Data entries
— Start —

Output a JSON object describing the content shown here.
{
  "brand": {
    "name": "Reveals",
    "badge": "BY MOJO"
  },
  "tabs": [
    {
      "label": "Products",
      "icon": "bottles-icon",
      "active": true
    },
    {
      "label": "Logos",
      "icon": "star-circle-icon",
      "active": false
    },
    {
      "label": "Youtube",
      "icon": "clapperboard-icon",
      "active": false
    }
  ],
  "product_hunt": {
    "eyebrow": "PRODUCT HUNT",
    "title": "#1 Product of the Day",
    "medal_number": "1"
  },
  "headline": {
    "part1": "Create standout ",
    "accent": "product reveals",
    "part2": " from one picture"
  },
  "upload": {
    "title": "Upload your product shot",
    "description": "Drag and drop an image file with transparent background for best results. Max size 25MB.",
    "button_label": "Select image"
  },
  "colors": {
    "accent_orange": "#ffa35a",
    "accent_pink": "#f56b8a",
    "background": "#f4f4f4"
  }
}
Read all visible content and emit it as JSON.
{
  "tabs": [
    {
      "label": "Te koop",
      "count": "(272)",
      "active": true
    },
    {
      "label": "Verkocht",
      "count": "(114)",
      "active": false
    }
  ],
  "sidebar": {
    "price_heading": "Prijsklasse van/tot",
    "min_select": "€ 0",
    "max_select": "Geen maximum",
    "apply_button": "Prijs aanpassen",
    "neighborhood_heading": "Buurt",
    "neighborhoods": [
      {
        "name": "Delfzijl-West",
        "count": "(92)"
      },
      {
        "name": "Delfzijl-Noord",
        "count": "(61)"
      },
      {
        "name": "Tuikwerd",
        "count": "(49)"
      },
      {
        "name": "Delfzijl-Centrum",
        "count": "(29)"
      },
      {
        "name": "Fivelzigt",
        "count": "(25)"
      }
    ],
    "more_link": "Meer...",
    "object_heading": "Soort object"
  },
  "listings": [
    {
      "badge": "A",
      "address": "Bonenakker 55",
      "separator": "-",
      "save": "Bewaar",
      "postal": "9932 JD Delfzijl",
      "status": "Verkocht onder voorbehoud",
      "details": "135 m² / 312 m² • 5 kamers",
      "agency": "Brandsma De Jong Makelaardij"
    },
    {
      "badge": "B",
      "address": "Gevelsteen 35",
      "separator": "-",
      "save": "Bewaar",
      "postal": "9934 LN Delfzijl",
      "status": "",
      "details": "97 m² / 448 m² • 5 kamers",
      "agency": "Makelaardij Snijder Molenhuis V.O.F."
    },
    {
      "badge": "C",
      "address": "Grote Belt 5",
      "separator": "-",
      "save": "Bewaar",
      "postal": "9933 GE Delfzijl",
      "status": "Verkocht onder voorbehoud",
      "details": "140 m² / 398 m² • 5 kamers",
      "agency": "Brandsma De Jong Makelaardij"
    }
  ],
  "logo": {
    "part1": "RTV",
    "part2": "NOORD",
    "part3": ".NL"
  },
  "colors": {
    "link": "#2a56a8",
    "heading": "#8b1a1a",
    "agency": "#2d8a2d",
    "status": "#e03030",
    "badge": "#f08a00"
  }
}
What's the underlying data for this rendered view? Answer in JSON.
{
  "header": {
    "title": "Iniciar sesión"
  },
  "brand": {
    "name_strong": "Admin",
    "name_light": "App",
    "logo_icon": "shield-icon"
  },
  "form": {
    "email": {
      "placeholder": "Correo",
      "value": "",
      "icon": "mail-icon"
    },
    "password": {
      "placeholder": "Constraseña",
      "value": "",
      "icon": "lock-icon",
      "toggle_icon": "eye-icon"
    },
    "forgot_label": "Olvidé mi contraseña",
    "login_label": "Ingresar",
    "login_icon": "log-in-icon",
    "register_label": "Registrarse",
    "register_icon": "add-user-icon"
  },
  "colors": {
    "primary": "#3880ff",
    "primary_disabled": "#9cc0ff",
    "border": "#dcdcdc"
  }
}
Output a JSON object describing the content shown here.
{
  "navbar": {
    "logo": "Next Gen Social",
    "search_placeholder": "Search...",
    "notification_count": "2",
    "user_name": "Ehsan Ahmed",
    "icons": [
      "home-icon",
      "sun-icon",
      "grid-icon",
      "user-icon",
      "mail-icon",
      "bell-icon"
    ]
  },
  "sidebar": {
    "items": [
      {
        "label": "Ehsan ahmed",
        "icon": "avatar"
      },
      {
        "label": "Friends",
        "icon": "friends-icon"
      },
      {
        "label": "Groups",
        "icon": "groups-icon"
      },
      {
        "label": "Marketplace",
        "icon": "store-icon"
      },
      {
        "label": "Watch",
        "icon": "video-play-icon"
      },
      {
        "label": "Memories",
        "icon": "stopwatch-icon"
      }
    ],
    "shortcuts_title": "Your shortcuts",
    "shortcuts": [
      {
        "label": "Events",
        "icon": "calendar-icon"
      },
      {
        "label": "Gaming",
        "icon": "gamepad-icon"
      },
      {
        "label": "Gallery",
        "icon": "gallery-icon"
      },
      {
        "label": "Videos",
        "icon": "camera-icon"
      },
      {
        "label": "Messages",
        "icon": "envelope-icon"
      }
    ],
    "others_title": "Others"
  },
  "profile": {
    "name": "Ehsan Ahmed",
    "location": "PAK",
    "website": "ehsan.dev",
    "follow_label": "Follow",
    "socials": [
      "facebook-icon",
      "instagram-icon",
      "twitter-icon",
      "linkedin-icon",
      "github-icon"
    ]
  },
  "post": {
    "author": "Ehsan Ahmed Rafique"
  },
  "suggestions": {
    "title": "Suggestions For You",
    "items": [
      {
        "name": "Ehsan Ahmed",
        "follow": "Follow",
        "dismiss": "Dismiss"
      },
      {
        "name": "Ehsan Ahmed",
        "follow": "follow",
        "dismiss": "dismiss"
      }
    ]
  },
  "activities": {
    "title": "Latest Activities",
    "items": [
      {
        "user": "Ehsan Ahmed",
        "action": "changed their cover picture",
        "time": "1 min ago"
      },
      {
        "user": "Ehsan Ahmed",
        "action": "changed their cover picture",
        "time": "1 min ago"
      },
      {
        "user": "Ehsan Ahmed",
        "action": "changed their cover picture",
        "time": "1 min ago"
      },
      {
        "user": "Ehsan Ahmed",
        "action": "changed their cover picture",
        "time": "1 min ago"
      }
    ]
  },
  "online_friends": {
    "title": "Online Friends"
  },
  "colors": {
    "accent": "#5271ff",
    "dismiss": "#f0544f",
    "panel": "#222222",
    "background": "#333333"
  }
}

— End —

**What you will do**: Return the entries above exactly as they appear.

**Task output**:
Output a JSON object describing the content shown here.
{
  "brand": {
    "name": "Reveals",
    "badge": "BY MOJO"
  },
  "tabs": [
    {
      "label": "Products",
      "icon": "bottles-icon",
      "active": true
    },
    {
      "label": "Logos",
      "icon": "star-circle-icon",
      "active": false
    },
    {
      "label": "Youtube",
      "icon": "clapperboard-icon",
      "active": false
    }
  ],
  "product_hunt": {
    "eyebrow": "PRODUCT HUNT",
    "title": "#1 Product of the Day",
    "medal_number": "1"
  },
  "headline": {
    "part1": "Create standout ",
    "accent": "product reveals",
    "part2": " from one picture"
  },
  "upload": {
    "title": "Upload your product shot",
    "description": "Drag and drop an image file with transparent background for best results. Max size 25MB.",
    "button_label": "Select image"
  },
  "colors": {
    "accent_orange": "#ffa35a",
    "accent_pink": "#f56b8a",
    "background": "#f4f4f4"
  }
}
Read all visible content and emit it as JSON.
{
  "tabs": [
    {
      "label": "Te koop",
      "count": "(272)",
      "active": true
    },
    {
      "label": "Verkocht",
      "count": "(114)",
      "active": false
    }
  ],
  "sidebar": {
    "price_heading": "Prijsklasse van/tot",
    "min_select": "€ 0",
    "max_select": "Geen maximum",
    "apply_button": "Prijs aanpassen",
    "neighborhood_heading": "Buurt",
    "neighborhoods": [
      {
        "name": "Delfzijl-West",
        "count": "(92)"
      },
      {
        "name": "Delfzijl-Noord",
        "count": "(61)"
      },
      {
        "name": "Tuikwerd",
        "count": "(49)"
      },
      {
        "name": "Delfzijl-Centrum",
        "count": "(29)"
      },
      {
        "name": "Fivelzigt",
        "count": "(25)"
      }
    ],
    "more_link": "Meer...",
    "object_heading": "Soort object"
  },
  "listings": [
    {
      "badge": "A",
      "address": "Bonenakker 55",
      "separator": "-",
      "save": "Bewaar",
      "postal": "9932 JD Delfzijl",
      "status": "Verkocht onder voorbehoud",
      "details": "135 m² / 312 m² • 5 kamers",
      "agency": "Brandsma De Jong Makelaardij"
    },
    {
      "badge": "B",
      "address": "Gevelsteen 35",
      "separator": "-",
      "save": "Bewaar",
      "postal": "9934 LN Delfzijl",
      "status": "",
      "details": "97 m² / 448 m² • 5 kamers",
      "agency": "Makelaardij Snijder Molenhuis V.O.F."
    },
    {
      "badge": "C",
      "address": "Grote Belt 5",
      "separator": "-",
      "save": "Bewaar",
      "postal": "9933 GE Delfzijl",
      "status": "Verkocht onder voorbehoud",
      "details": "140 m² / 398 m² • 5 kamers",
      "agency": "Brandsma De Jong Makelaardij"
    }
  ],
  "logo": {
    "part1": "RTV",
    "part2": "NOORD",
    "part3": ".NL"
  },
  "colors": {
    "link": "#2a56a8",
    "heading": "#8b1a1a",
    "agency": "#2d8a2d",
    "status": "#e03030",
    "badge": "#f08a00"
  }
}
What's the underlying data for this rendered view? Answer in JSON.
{
  "header": {
    "title": "Iniciar sesión"
  },
  "brand": {
    "name_strong": "Admin",
    "name_light": "App",
    "logo_icon": "shield-icon"
  },
  "form": {
    "email": {
      "placeholder": "Correo",
      "value": "",
      "icon": "mail-icon"
    },
    "password": {
      "placeholder": "Constraseña",
      "value": "",
      "icon": "lock-icon",
      "toggle_icon": "eye-icon"
    },
    "forgot_label": "Olvidé mi contraseña",
    "login_label": "Ingresar",
    "login_icon": "log-in-icon",
    "register_label": "Registrarse",
    "register_icon": "add-user-icon"
  },
  "colors": {
    "primary": "#3880ff",
    "primary_disabled": "#9cc0ff",
    "border": "#dcdcdc"
  }
}
Output a JSON object describing the content shown here.
{
  "navbar": {
    "logo": "Next Gen Social",
    "search_placeholder": "Search...",
    "notification_count": "2",
    "user_name": "Ehsan Ahmed",
    "icons": [
      "home-icon",
      "sun-icon",
      "grid-icon",
      "user-icon",
      "mail-icon",
      "bell-icon"
    ]
  },
  "sidebar": {
    "items": [
      {
        "label": "Ehsan ahmed",
        "icon": "avatar"
      },
      {
        "label": "Friends",
        "icon": "friends-icon"
      },
      {
        "label": "Groups",
        "icon": "groups-icon"
      },
      {
        "label": "Marketplace",
        "icon": "store-icon"
      },
      {
        "label": "Watch",
        "icon": "video-play-icon"
      },
      {
        "label": "Memories",
        "icon": "stopwatch-icon"
      }
    ],
    "shortcuts_title": "Your shortcuts",
    "shortcuts": [
      {
        "label": "Events",
        "icon": "calendar-icon"
      },
      {
        "label": "Gaming",
        "icon": "gamepad-icon"
      },
      {
        "label": "Gallery",
        "icon": "gallery-icon"
      },
      {
        "label": "Videos",
        "icon": "camera-icon"
      },
      {
        "label": "Messages",
        "icon": "envelope-icon"
      }
    ],
    "others_title": "Others"
  },
  "profile": {
    "name": "Ehsan Ahmed",
    "location": "PAK",
    "website": "ehsan.dev",
    "follow_label": "Follow",
    "socials": [
      "facebook-icon",
      "instagram-icon",
      "twitter-icon",
      "linkedin-icon",
      "github-icon"
    ]
  },
  "post": {
    "author": "Ehsan Ahmed Rafique"
  },
  "suggestions": {
    "title": "Suggestions For You",
    "items": [
      {
        "name": "Ehsan Ahmed",
        "follow": "Follow",
        "dismiss": "Dismiss"
      },
      {
        "name": "Ehsan Ahmed",
        "follow": "follow",
        "dismiss": "dismiss"
      }
    ]
  },
  "activities": {
    "title": "Latest Activities",
    "items": [
      {
        "user": "Ehsan Ahmed",
        "action": "changed their cover picture",
        "time": "1 min ago"
      },
      {
        "user": "Ehsan Ahmed",
        "action": "changed their cover picture",
        "time": "1 min ago"
      },
      {
        "user": "Ehsan Ahmed",
        "action": "changed their cover picture",
        "time": "1 min ago"
      },
      {
        "user": "Ehsan Ahmed",
        "action": "changed their cover picture",
        "time": "1 min ago"
      }
    ]
  },
  "online_friends": {
    "title": "Online Friends"
  },
  "colors": {
    "accent": "#5271ff",
    "dismiss": "#f0544f",
    "panel": "#222222",
    "background": "#333333"
  }
}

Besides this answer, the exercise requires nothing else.